# [What is required]
Skip all pictures, then print the remaining material exactly.

• • • • •

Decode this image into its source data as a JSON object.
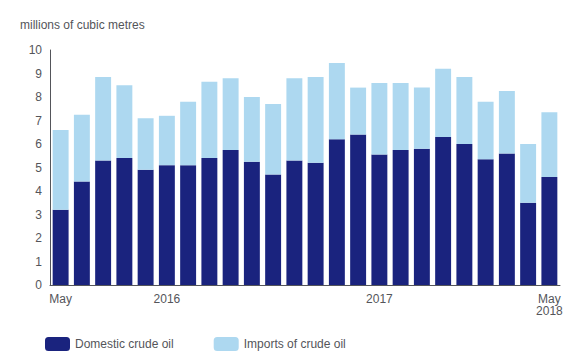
{
  "chart_data": {
    "type": "bar",
    "ylabel": "millions of cubic metres",
    "categories": [
      "May",
      null,
      null,
      null,
      null,
      "2016",
      null,
      null,
      null,
      null,
      null,
      null,
      null,
      null,
      null,
      "2017",
      null,
      null,
      null,
      null,
      null,
      null,
      null,
      "May\n2018"
    ],
    "series": [
      {
        "name": "Domestic crude oil",
        "color": "#1a237e",
        "values": [
          3.2,
          4.4,
          5.3,
          5.4,
          4.9,
          5.1,
          5.1,
          5.4,
          5.75,
          5.25,
          4.7,
          5.3,
          5.2,
          6.2,
          6.4,
          5.55,
          5.75,
          5.8,
          6.3,
          6.0,
          5.35,
          5.6,
          3.5,
          4.6
        ]
      },
      {
        "name": "Imports of crude oil",
        "color": "#add8f0",
        "values": [
          3.4,
          2.85,
          3.55,
          3.1,
          2.2,
          2.1,
          2.7,
          3.25,
          3.05,
          2.75,
          3.0,
          3.5,
          3.65,
          3.25,
          2.0,
          3.05,
          2.85,
          2.6,
          2.9,
          2.85,
          2.45,
          2.65,
          2.5,
          2.75
        ]
      }
    ],
    "stacked": true,
    "ylim": [
      0,
      10
    ],
    "yticks": [
      0,
      1,
      2,
      3,
      4,
      5,
      6,
      7,
      8,
      9,
      10
    ],
    "grid": false,
    "legend": "lower left"
  }
}
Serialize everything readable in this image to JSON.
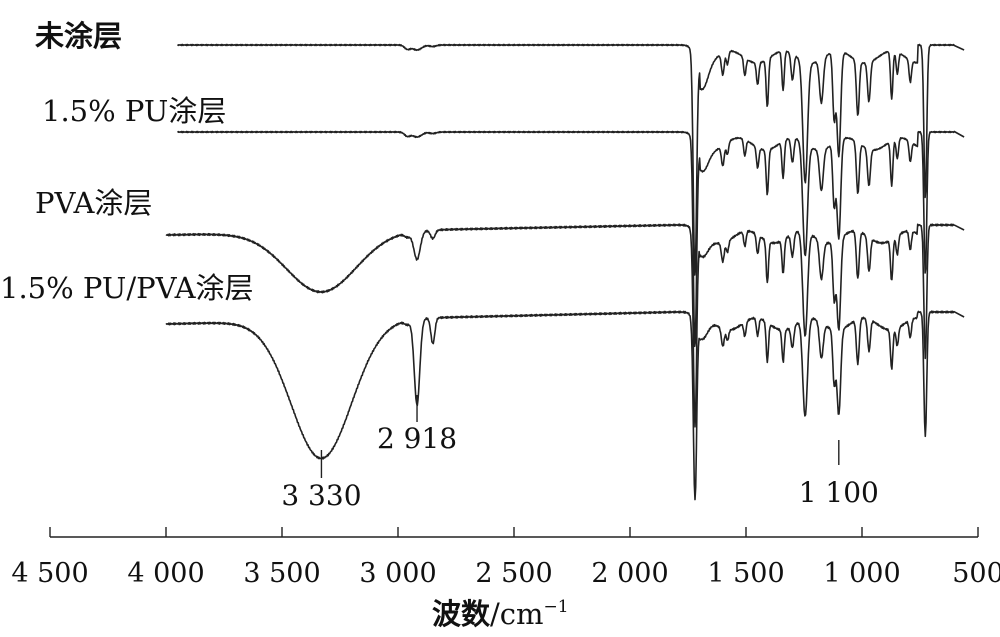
{
  "chart_data": {
    "type": "line",
    "xlabel_main": "波数",
    "xlabel_unit": "/cm",
    "xlabel_exp": "−1",
    "xlim": [
      4500,
      500
    ],
    "x_ticks": [
      {
        "value": 4500,
        "label": "4 500"
      },
      {
        "value": 4000,
        "label": "4 000"
      },
      {
        "value": 3500,
        "label": "3 500"
      },
      {
        "value": 3000,
        "label": "3 000"
      },
      {
        "value": 2500,
        "label": "2 500"
      },
      {
        "value": 2000,
        "label": "2 000"
      },
      {
        "value": 1500,
        "label": "1 500"
      },
      {
        "value": 1000,
        "label": "1 000"
      },
      {
        "value": 500,
        "label": "500"
      }
    ],
    "series": [
      {
        "name": "未涂层",
        "baseline": 0.0
      },
      {
        "name": "1.5% PU涂层",
        "baseline": 0.0
      },
      {
        "name": "PVA涂层",
        "baseline": 0.0
      },
      {
        "name": "1.5% PU/PVA涂层",
        "baseline": 0.0
      }
    ],
    "annotations": [
      {
        "x": 3330,
        "label": "3 330"
      },
      {
        "x": 2918,
        "label": "2 918"
      },
      {
        "x": 1100,
        "label": "1 100"
      }
    ]
  }
}
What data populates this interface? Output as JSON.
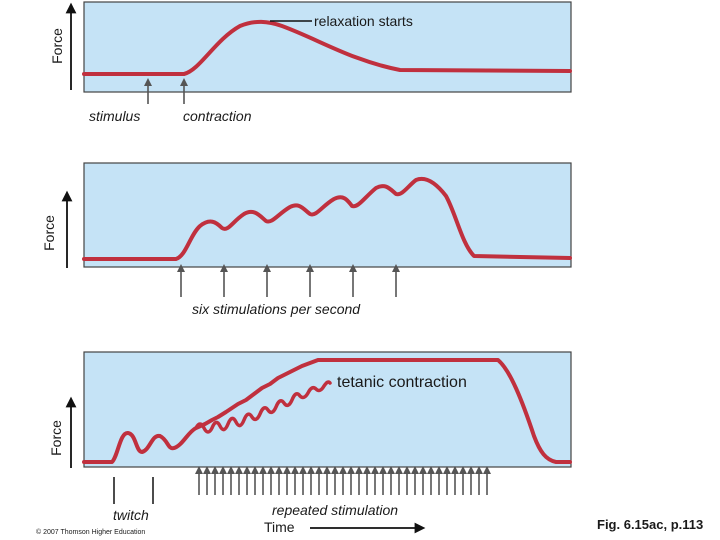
{
  "panel_a": {
    "y_axis_label": "Force",
    "labels": {
      "relaxation": "relaxation starts",
      "stimulus": "stimulus",
      "contraction": "contraction"
    }
  },
  "panel_b": {
    "y_axis_label": "Force",
    "caption": "six stimulations per second",
    "stimulation_count": 6
  },
  "panel_c": {
    "y_axis_label": "Force",
    "labels": {
      "tetanic": "tetanic contraction",
      "twitch": "twitch",
      "repeated": "repeated stimulation"
    }
  },
  "x_axis_label": "Time",
  "copyright": "© 2007 Thomson Higher Education",
  "figure_ref": "Fig. 6.15ac, p.113",
  "colors": {
    "panel_fill": "#c5e3f6",
    "curve": "#c0303e",
    "arrow": "#555555"
  }
}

• • • • •

# [Answer in full]
Decode this image into its source data as a JSON object.
{
  "chart_data": {
    "type": "bar",
    "ylabel": "millions of cubic metres",
    "categories": [
      "May",
      null,
      null,
      null,
      null,
      "2016",
      null,
      null,
      null,
      null,
      null,
      null,
      null,
      null,
      null,
      "2017",
      null,
      null,
      null,
      null,
      null,
      null,
      null,
      "May\n2018"
    ],
    "series": [
      {
        "name": "Domestic crude oil",
        "color": "#1a237e",
        "values": [
          3.2,
          4.4,
          5.3,
          5.4,
          4.9,
          5.1,
          5.1,
          5.4,
          5.75,
          5.25,
          4.7,
          5.3,
          5.2,
          6.2,
          6.4,
          5.55,
          5.75,
          5.8,
          6.3,
          6.0,
          5.35,
          5.6,
          3.5,
          4.6
        ]
      },
      {
        "name": "Imports of crude oil",
        "color": "#add8f0",
        "values": [
          3.4,
          2.85,
          3.55,
          3.1,
          2.2,
          2.1,
          2.7,
          3.25,
          3.05,
          2.75,
          3.0,
          3.5,
          3.65,
          3.25,
          2.0,
          3.05,
          2.85,
          2.6,
          2.9,
          2.85,
          2.45,
          2.65,
          2.5,
          2.75
        ]
      }
    ],
    "stacked": true,
    "ylim": [
      0,
      10
    ],
    "yticks": [
      0,
      1,
      2,
      3,
      4,
      5,
      6,
      7,
      8,
      9,
      10
    ],
    "grid": false,
    "legend": "lower left"
  }
}
Serialize everything readable in this image to JSON.
{
  "chart_data": {
    "type": "line",
    "xlabel_main": "波数",
    "xlabel_unit": "/cm",
    "xlabel_exp": "−1",
    "xlim": [
      4500,
      500
    ],
    "x_ticks": [
      {
        "value": 4500,
        "label": "4 500"
      },
      {
        "value": 4000,
        "label": "4 000"
      },
      {
        "value": 3500,
        "label": "3 500"
      },
      {
        "value": 3000,
        "label": "3 000"
      },
      {
        "value": 2500,
        "label": "2 500"
      },
      {
        "value": 2000,
        "label": "2 000"
      },
      {
        "value": 1500,
        "label": "1 500"
      },
      {
        "value": 1000,
        "label": "1 000"
      },
      {
        "value": 500,
        "label": "500"
      }
    ],
    "series": [
      {
        "name": "未涂层",
        "baseline": 0.0
      },
      {
        "name": "1.5% PU涂层",
        "baseline": 0.0
      },
      {
        "name": "PVA涂层",
        "baseline": 0.0
      },
      {
        "name": "1.5% PU/PVA涂层",
        "baseline": 0.0
      }
    ],
    "annotations": [
      {
        "x": 3330,
        "label": "3 330"
      },
      {
        "x": 2918,
        "label": "2 918"
      },
      {
        "x": 1100,
        "label": "1 100"
      }
    ]
  }
}
What data populates this interface? Output as JSON.
{
  "panel_a": {
    "y_axis_label": "Force",
    "labels": {
      "relaxation": "relaxation starts",
      "stimulus": "stimulus",
      "contraction": "contraction"
    }
  },
  "panel_b": {
    "y_axis_label": "Force",
    "caption": "six stimulations per second",
    "stimulation_count": 6
  },
  "panel_c": {
    "y_axis_label": "Force",
    "labels": {
      "tetanic": "tetanic contraction",
      "twitch": "twitch",
      "repeated": "repeated stimulation"
    }
  },
  "x_axis_label": "Time",
  "copyright": "© 2007 Thomson Higher Education",
  "figure_ref": "Fig. 6.15ac, p.113",
  "colors": {
    "panel_fill": "#c5e3f6",
    "curve": "#c0303e",
    "arrow": "#555555"
  }
}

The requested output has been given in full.